Data items
════════

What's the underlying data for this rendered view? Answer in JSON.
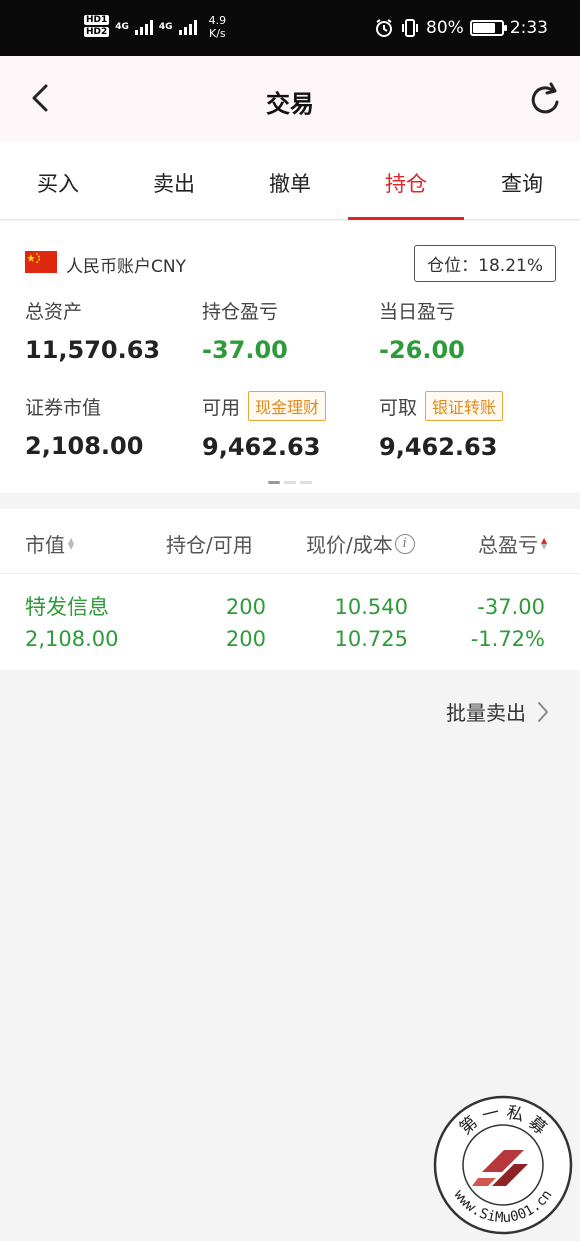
{
  "status_bar": {
    "hd1": "HD1",
    "hd2": "HD2",
    "sig1_label": "4G",
    "sig2_label": "4G",
    "net_speed_value": "4.9",
    "net_speed_unit": "K/s",
    "battery_percent": "80%",
    "battery_level": 0.8,
    "time": "2:33"
  },
  "header": {
    "title": "交易",
    "back_icon": "chevron-left-icon",
    "refresh_icon": "refresh-icon"
  },
  "tabs": [
    {
      "label": "买入",
      "active": false
    },
    {
      "label": "卖出",
      "active": false
    },
    {
      "label": "撤单",
      "active": false
    },
    {
      "label": "持仓",
      "active": true
    },
    {
      "label": "查询",
      "active": false
    }
  ],
  "account": {
    "flag_icon": "china-flag-icon",
    "name": "人民币账户CNY",
    "position_ratio": "仓位：18.21%",
    "total_assets_label": "总资产",
    "total_assets": "11,570.63",
    "position_pnl_label": "持仓盈亏",
    "position_pnl": "-37.00",
    "daily_pnl_label": "当日盈亏",
    "daily_pnl": "-26.00",
    "market_value_label": "证券市值",
    "market_value": "2,108.00",
    "available_label": "可用",
    "available_tag": "现金理财",
    "available": "9,462.63",
    "withdrawable_label": "可取",
    "withdrawable_tag": "银证转账",
    "withdrawable": "9,462.63"
  },
  "holdings": {
    "columns": [
      "市值",
      "持仓/可用",
      "现价/成本",
      "总盈亏"
    ],
    "rows": [
      {
        "name": "特发信息",
        "market_value": "2,108.00",
        "position": "200",
        "available": "200",
        "price": "10.540",
        "cost": "10.725",
        "pnl": "-37.00",
        "pnl_pct": "-1.72%"
      }
    ]
  },
  "batch_sell": "批量卖出",
  "watermark": {
    "text_top": "第 一 私 募",
    "text_bottom": "www.SiMu001.cn"
  },
  "colors": {
    "accent_red": "#e0262b",
    "loss_green": "#2e9b3a",
    "tag_orange": "#e08a1e"
  }
}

════════

Restate the whole of the material word for word without the pictures.

What's the underlying data for this rendered view? Answer in JSON.
{
  "status_bar": {
    "hd1": "HD1",
    "hd2": "HD2",
    "sig1_label": "4G",
    "sig2_label": "4G",
    "net_speed_value": "4.9",
    "net_speed_unit": "K/s",
    "battery_percent": "80%",
    "battery_level": 0.8,
    "time": "2:33"
  },
  "header": {
    "title": "交易",
    "back_icon": "chevron-left-icon",
    "refresh_icon": "refresh-icon"
  },
  "tabs": [
    {
      "label": "买入",
      "active": false
    },
    {
      "label": "卖出",
      "active": false
    },
    {
      "label": "撤单",
      "active": false
    },
    {
      "label": "持仓",
      "active": true
    },
    {
      "label": "查询",
      "active": false
    }
  ],
  "account": {
    "flag_icon": "china-flag-icon",
    "name": "人民币账户CNY",
    "position_ratio": "仓位：18.21%",
    "total_assets_label": "总资产",
    "total_assets": "11,570.63",
    "position_pnl_label": "持仓盈亏",
    "position_pnl": "-37.00",
    "daily_pnl_label": "当日盈亏",
    "daily_pnl": "-26.00",
    "market_value_label": "证券市值",
    "market_value": "2,108.00",
    "available_label": "可用",
    "available_tag": "现金理财",
    "available": "9,462.63",
    "withdrawable_label": "可取",
    "withdrawable_tag": "银证转账",
    "withdrawable": "9,462.63"
  },
  "holdings": {
    "columns": [
      "市值",
      "持仓/可用",
      "现价/成本",
      "总盈亏"
    ],
    "rows": [
      {
        "name": "特发信息",
        "market_value": "2,108.00",
        "position": "200",
        "available": "200",
        "price": "10.540",
        "cost": "10.725",
        "pnl": "-37.00",
        "pnl_pct": "-1.72%"
      }
    ]
  },
  "batch_sell": "批量卖出",
  "watermark": {
    "text_top": "第 一 私 募",
    "text_bottom": "www.SiMu001.cn"
  },
  "colors": {
    "accent_red": "#e0262b",
    "loss_green": "#2e9b3a",
    "tag_orange": "#e08a1e"
  }
}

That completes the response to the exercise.